The second major problem I see is that the sermon’s portrayals of King and Malcolm appear to be based on rather superficial impressions that were probably formed at a particular point in the distant past and were never expanded, corrected, or updated.

Basically, there are two main ways of thinking about a person—we can either take a synchronic approach or a diachronic approach. In the former case, we look at how a certain individual was at a particular moment in time, without considering the past or the future. In the later case, we consider an individual as a dynamic being, and try to understand how this person grows, evolves, and transforms over time. The synchronic approach is analogous to taking a snapshot of a river; the river is in constant motion, but the camera freezes it into a two-dimensional static image. It may be a high-resolution image, but it is devoid of the temporal element and therefore incapable of conveying any sense of change over time. Of course, the same river can also be studied using the diachronic approach, but that requires a lot more work and a much greater commitment to the subject matter than just pushing a button.

The Pastor’s approach to King and Malcolm is entirely synchronic. It takes two highly complex and dynamic human beings with freedom and agency, seeks to capture their essence at a single moment in time, and then attempts to convey that essence in a few short sentences. No wonder this approach produced two flat, static, and oversimplified images that bear little, if any, resemblance to the persons in questions.
◇ ◇ ◇
▸ **Problem to solve**: Extend the text on the sermon's portrayals of King and Malcolm, picking up after its last sentence. The lines that follow the text have nothing to do with this.

[Labeled box lines]
◇ ◇ ◇
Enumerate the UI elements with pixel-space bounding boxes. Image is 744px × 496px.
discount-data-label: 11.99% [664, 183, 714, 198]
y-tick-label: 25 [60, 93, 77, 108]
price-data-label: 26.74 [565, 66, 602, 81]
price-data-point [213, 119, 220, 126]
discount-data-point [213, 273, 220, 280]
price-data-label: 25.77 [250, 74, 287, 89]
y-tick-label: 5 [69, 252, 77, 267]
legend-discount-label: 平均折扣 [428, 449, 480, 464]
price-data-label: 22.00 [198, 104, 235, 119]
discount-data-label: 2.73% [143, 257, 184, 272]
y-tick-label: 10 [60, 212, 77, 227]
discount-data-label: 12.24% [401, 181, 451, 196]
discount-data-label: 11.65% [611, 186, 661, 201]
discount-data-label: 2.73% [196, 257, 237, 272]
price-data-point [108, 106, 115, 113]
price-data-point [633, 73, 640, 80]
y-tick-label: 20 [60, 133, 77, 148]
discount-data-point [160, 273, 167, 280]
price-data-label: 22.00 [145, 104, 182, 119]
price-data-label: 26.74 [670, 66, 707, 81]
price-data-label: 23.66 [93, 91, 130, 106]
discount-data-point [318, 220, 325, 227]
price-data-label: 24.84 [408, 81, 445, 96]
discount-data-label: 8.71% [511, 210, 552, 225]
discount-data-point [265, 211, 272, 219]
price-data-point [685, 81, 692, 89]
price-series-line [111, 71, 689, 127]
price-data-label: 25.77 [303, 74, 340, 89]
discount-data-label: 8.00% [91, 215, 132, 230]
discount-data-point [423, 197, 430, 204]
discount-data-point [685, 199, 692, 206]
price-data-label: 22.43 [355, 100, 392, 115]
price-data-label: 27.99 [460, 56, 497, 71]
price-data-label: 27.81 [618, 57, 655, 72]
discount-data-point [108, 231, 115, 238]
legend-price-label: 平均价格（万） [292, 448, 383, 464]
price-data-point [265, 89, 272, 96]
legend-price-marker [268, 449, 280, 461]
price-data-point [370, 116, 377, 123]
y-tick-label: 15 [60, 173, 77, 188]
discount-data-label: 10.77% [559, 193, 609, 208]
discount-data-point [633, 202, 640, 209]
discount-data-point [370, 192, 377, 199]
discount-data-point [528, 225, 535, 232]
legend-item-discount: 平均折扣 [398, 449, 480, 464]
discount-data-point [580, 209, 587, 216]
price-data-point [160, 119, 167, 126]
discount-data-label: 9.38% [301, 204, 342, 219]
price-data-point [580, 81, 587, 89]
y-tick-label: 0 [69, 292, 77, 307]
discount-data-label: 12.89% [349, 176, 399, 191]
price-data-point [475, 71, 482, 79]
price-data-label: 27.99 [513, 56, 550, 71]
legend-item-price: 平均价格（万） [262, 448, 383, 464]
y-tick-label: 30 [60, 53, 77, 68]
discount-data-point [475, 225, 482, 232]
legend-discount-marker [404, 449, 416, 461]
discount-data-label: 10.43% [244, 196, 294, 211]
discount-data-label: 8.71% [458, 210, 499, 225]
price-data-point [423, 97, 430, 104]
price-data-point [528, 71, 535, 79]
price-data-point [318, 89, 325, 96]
◇ ◇ ◇
▸ **Answer below**:
If we compare the two leaders as they might have appeared to most White Americans in the early 1960s, we would notice that Malcolm was angrily denouncing the nightmare of being Black in America while King had high hopes that the nation would fully embrace its Black citizens. Recall that King’s most optimistic speech—“I have a dream”—was delivered during the march on Washington in 1963. Malcolm wasn’t impressed, for he could see no point in trying to integrate Black people into what he saw as an incorrigibly racist White society. If the story of Malcolm and King had ended that year—and if there were no resources available other than what was shown on television at that time—a relatively uninformed White person would have readily assumed that Malcolm and King were totally different. However, the story did not end at that point and significant changes in the lives of both leaders continued to take place in the following years. 

I don’t dispute the fact that Malcolm and King were very different individuals. What the Pastor gets wrong is not that they were different but that they were opposites. In fact, I think the biographical factors that account for some of the differences between the two men are worth knowing. These include social class, family, education, life experiences, attitudes toward Whites, and approaches to the problem of race in America. Much of the following account is based on James Cone’s 1991 book, Malcolm & Martin & America: Dream or Nightmare. This background is necessary for understanding how these two individuals evolved in the last years of their respective lives.

Let’s start from the beginning. King was raised in a relatively affluent home. His father was an influential and well-known pastor who personally knew many powerful individuals. King belonged to the southern, upwardly mobile Black professional class, and had therefore absorbed from his immediate surroundings a sense of optimism about racial progress.

In contrast, Malcolm came from a poor working class family. After his father was murdered by the KKK when he was still a child, Malcolm spent several years being tossed from one foster home to another with various White foster parents. Unlike King, Malcolm did not grow up with older Black individuals around him who could serve as positive role models. Malcolm’s very skin tone (“red”) was a constant reminder to him of White brutality, as his maternal grandmother was raped by a White man. In contrast, King was “black,” which means his immediate ancestors hadn’t experienced White sexual violence.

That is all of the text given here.